> [Input data]
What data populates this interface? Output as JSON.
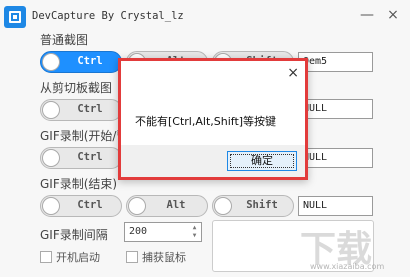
{
  "window": {
    "title": "DevCapture By Crystal_lz"
  },
  "sections": [
    {
      "label": "普通截图"
    },
    {
      "label": "从剪切板截图"
    },
    {
      "label": "GIF录制(开始/暂"
    },
    {
      "label": "GIF录制(结束)"
    }
  ],
  "rows": [
    {
      "ctrl": "Ctrl",
      "alt": "Alt",
      "shift": "Shift",
      "key": "Oem5",
      "ctrl_on": true,
      "alt_on": false,
      "shift_on": false
    },
    {
      "ctrl": "Ctrl",
      "alt": "",
      "shift": "",
      "key": "NULL",
      "ctrl_on": false
    },
    {
      "ctrl": "Ctrl",
      "alt": "",
      "shift": "",
      "key": "NULL",
      "ctrl_on": false
    },
    {
      "ctrl": "Ctrl",
      "alt": "Alt",
      "shift": "Shift",
      "key": "NULL",
      "ctrl_on": false
    }
  ],
  "gif_interval": {
    "label": "GIF录制间隔",
    "value": "200"
  },
  "checkboxes": {
    "startup": "开机启动",
    "capture_cursor": "捕获鼠标"
  },
  "dialog": {
    "message": "不能有[Ctrl,Alt,Shift]等按键",
    "ok_label": "确定",
    "close_glyph": "×"
  },
  "titlebar_buttons": {
    "minimize": "—",
    "close": "×"
  },
  "watermark": {
    "text": "下载",
    "sub": "www.xiazaiba.com"
  },
  "colors": {
    "accent": "#1e90ff",
    "dialog_border": "#e23b3b"
  }
}
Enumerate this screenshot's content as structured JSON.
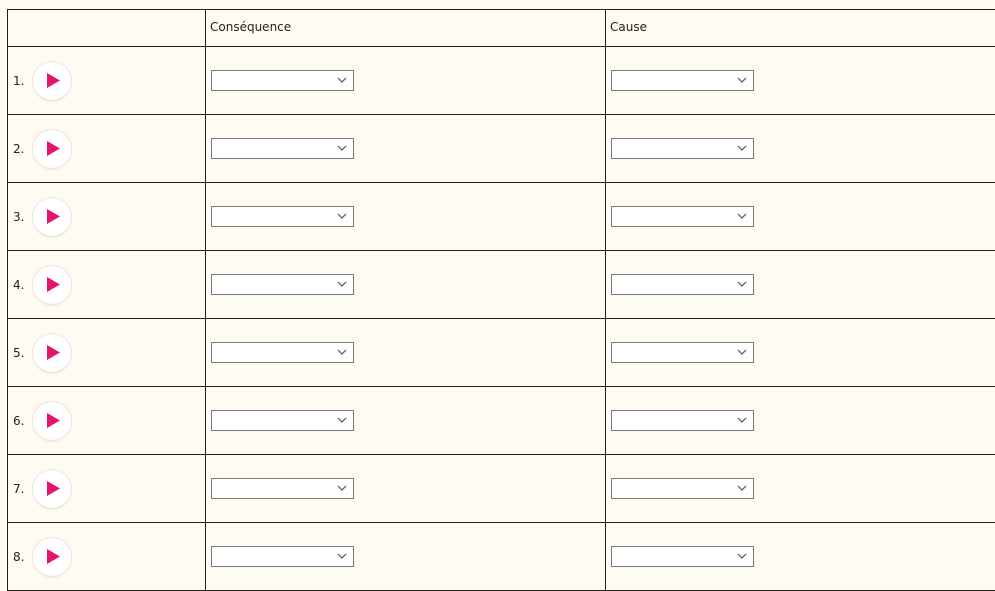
{
  "table": {
    "headers": [
      "",
      "Conséquence",
      "Cause"
    ],
    "rows": [
      {
        "number": "1.",
        "consequence": "",
        "cause": ""
      },
      {
        "number": "2.",
        "consequence": "",
        "cause": ""
      },
      {
        "number": "3.",
        "consequence": "",
        "cause": ""
      },
      {
        "number": "4.",
        "consequence": "",
        "cause": ""
      },
      {
        "number": "5.",
        "consequence": "",
        "cause": ""
      },
      {
        "number": "6.",
        "consequence": "",
        "cause": ""
      },
      {
        "number": "7.",
        "consequence": "",
        "cause": ""
      },
      {
        "number": "8.",
        "consequence": "",
        "cause": ""
      }
    ]
  },
  "icons": {
    "play": "play-icon",
    "dropdown": "chevron-down-icon"
  },
  "colors": {
    "accent": "#e5156c",
    "background": "#fefbf3",
    "border": "#1f1f1f"
  }
}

> [Stated exercise]
The records above are to be quoted exactly, with all pictures left out.

> [Complete output]
What data populates this interface? Output as JSON.
{
  "window": {
    "title": "DevCapture By Crystal_lz"
  },
  "sections": [
    {
      "label": "普通截图"
    },
    {
      "label": "从剪切板截图"
    },
    {
      "label": "GIF录制(开始/暂"
    },
    {
      "label": "GIF录制(结束)"
    }
  ],
  "rows": [
    {
      "ctrl": "Ctrl",
      "alt": "Alt",
      "shift": "Shift",
      "key": "Oem5",
      "ctrl_on": true,
      "alt_on": false,
      "shift_on": false
    },
    {
      "ctrl": "Ctrl",
      "alt": "",
      "shift": "",
      "key": "NULL",
      "ctrl_on": false
    },
    {
      "ctrl": "Ctrl",
      "alt": "",
      "shift": "",
      "key": "NULL",
      "ctrl_on": false
    },
    {
      "ctrl": "Ctrl",
      "alt": "Alt",
      "shift": "Shift",
      "key": "NULL",
      "ctrl_on": false
    }
  ],
  "gif_interval": {
    "label": "GIF录制间隔",
    "value": "200"
  },
  "checkboxes": {
    "startup": "开机启动",
    "capture_cursor": "捕获鼠标"
  },
  "dialog": {
    "message": "不能有[Ctrl,Alt,Shift]等按键",
    "ok_label": "确定",
    "close_glyph": "×"
  },
  "titlebar_buttons": {
    "minimize": "—",
    "close": "×"
  },
  "watermark": {
    "text": "下载",
    "sub": "www.xiazaiba.com"
  },
  "colors": {
    "accent": "#1e90ff",
    "dialog_border": "#e23b3b"
  }
}
Enumerate this screenshot's content as structured JSON.
{
  "table": {
    "headers": [
      "",
      "Conséquence",
      "Cause"
    ],
    "rows": [
      {
        "number": "1.",
        "consequence": "",
        "cause": ""
      },
      {
        "number": "2.",
        "consequence": "",
        "cause": ""
      },
      {
        "number": "3.",
        "consequence": "",
        "cause": ""
      },
      {
        "number": "4.",
        "consequence": "",
        "cause": ""
      },
      {
        "number": "5.",
        "consequence": "",
        "cause": ""
      },
      {
        "number": "6.",
        "consequence": "",
        "cause": ""
      },
      {
        "number": "7.",
        "consequence": "",
        "cause": ""
      },
      {
        "number": "8.",
        "consequence": "",
        "cause": ""
      }
    ]
  },
  "icons": {
    "play": "play-icon",
    "dropdown": "chevron-down-icon"
  },
  "colors": {
    "accent": "#e5156c",
    "background": "#fefbf3",
    "border": "#1f1f1f"
  }
}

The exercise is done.